◆ **REQUIRED TASK**
Using the data below, copy every line that contains the word "可能是温度传感器".

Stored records
┄┄┄┄┄┄┄┄┄┄

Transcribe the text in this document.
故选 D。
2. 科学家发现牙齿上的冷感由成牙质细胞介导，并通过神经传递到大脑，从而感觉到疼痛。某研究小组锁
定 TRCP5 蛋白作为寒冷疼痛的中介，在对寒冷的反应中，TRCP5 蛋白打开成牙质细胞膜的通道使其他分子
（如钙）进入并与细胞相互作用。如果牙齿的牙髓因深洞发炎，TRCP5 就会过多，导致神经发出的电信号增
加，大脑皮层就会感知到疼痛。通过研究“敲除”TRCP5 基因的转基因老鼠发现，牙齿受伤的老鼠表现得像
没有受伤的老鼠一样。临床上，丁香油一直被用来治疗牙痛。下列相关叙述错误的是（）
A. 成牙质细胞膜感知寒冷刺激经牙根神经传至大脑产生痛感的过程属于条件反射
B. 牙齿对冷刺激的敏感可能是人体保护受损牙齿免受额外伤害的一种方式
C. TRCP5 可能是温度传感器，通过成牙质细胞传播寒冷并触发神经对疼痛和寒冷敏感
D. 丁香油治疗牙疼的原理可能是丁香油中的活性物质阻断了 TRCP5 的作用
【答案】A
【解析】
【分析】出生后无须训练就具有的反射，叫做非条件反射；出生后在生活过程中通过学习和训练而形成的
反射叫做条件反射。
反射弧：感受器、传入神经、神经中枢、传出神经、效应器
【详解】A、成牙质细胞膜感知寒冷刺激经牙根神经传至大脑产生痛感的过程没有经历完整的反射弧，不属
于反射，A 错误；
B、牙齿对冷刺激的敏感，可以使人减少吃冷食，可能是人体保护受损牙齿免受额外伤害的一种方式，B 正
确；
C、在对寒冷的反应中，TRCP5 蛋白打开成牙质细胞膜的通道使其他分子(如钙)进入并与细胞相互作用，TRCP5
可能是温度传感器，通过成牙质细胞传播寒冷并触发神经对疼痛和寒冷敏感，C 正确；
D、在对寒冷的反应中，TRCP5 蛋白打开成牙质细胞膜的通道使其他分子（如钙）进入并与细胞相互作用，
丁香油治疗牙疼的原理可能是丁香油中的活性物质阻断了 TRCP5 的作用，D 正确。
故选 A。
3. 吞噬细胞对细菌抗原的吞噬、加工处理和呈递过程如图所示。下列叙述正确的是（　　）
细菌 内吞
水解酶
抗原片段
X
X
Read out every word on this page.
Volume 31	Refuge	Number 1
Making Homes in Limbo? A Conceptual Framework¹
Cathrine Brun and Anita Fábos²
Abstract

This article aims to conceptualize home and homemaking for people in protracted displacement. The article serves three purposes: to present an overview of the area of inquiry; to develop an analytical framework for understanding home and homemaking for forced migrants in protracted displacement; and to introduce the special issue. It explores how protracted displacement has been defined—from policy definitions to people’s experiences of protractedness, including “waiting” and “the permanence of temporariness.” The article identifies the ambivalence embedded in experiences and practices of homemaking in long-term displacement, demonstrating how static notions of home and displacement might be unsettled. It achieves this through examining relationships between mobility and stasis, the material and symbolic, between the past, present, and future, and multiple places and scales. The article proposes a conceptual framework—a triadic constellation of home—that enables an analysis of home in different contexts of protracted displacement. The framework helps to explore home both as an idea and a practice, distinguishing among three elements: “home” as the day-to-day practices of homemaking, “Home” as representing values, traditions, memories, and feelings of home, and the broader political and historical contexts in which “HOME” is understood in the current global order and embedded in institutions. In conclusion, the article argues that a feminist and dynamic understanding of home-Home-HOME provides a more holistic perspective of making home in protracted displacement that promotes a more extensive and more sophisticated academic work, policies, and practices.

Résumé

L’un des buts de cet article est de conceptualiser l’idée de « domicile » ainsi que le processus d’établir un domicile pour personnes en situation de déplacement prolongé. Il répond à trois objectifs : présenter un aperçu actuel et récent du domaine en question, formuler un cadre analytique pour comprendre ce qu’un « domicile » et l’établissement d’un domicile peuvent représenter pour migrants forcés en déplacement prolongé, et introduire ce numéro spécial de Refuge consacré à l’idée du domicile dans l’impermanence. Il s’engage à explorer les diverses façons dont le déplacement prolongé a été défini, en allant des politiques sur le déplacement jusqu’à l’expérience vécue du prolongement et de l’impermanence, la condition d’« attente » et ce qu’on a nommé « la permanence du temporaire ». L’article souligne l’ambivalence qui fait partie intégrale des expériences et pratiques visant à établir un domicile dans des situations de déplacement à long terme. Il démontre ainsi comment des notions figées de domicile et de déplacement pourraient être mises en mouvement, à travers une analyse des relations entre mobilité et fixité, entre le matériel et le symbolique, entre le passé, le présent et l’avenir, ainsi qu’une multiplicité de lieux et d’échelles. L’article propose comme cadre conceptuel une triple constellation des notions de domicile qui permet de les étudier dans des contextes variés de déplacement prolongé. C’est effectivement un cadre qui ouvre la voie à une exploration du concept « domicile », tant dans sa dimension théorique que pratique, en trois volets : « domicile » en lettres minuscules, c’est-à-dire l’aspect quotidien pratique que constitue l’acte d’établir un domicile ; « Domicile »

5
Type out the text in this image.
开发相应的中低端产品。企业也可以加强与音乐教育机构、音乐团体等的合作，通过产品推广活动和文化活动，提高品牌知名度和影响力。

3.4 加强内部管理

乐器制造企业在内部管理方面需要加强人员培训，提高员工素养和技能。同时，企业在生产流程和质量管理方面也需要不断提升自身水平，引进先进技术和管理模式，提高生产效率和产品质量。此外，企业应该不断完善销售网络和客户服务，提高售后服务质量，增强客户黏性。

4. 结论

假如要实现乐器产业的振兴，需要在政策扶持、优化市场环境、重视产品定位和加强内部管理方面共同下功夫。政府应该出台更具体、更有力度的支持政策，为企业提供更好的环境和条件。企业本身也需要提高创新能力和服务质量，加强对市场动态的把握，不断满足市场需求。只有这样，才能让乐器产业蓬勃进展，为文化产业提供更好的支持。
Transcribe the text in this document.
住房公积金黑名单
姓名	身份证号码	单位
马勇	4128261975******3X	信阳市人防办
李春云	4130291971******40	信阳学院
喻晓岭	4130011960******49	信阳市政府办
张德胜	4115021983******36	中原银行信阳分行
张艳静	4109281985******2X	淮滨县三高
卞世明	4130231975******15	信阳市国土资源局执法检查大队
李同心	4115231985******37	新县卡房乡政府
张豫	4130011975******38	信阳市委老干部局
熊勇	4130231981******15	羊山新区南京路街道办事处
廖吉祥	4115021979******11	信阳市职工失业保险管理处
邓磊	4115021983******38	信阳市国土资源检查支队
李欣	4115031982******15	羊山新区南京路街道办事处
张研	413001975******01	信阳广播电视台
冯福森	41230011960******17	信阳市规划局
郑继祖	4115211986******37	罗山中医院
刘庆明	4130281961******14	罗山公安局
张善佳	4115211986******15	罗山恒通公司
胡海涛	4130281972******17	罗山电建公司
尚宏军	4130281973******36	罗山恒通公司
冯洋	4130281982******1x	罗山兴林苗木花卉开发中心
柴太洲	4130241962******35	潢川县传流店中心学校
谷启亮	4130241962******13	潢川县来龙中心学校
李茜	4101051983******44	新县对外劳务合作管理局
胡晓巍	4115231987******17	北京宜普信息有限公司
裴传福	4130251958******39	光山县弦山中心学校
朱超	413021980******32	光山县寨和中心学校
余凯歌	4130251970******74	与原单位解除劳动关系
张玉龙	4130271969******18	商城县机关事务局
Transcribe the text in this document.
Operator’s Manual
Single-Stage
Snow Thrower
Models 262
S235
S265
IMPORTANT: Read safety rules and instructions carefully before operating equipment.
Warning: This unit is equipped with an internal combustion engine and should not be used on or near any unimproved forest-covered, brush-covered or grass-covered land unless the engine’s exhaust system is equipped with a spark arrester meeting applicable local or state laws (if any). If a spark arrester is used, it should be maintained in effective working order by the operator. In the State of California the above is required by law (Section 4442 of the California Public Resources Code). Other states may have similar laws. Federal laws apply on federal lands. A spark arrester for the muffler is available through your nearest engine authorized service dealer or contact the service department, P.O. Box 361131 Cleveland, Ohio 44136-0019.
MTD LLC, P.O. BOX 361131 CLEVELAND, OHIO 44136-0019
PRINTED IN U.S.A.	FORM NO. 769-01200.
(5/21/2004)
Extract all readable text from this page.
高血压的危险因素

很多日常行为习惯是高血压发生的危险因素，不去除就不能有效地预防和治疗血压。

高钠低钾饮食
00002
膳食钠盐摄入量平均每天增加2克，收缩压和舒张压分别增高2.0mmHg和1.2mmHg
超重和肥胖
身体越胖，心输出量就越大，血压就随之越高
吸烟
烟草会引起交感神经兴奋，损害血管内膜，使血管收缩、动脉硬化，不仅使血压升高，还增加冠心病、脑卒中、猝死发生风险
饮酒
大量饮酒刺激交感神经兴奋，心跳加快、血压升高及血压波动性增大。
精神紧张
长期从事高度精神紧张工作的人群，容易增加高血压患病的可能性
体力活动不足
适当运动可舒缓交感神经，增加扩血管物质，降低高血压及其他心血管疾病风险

┄┄┄┄┄┄┄┄┄┄

◆ **ANSWER FOR THIS EXERCISE**
C. TRCP5 可能是温度传感器，通过成牙质细胞传播寒冷并触发神经对疼痛和寒冷敏感
可能是温度传感器，通过成牙质细胞传播寒冷并触发神经对疼痛和寒冷敏感，C 正确；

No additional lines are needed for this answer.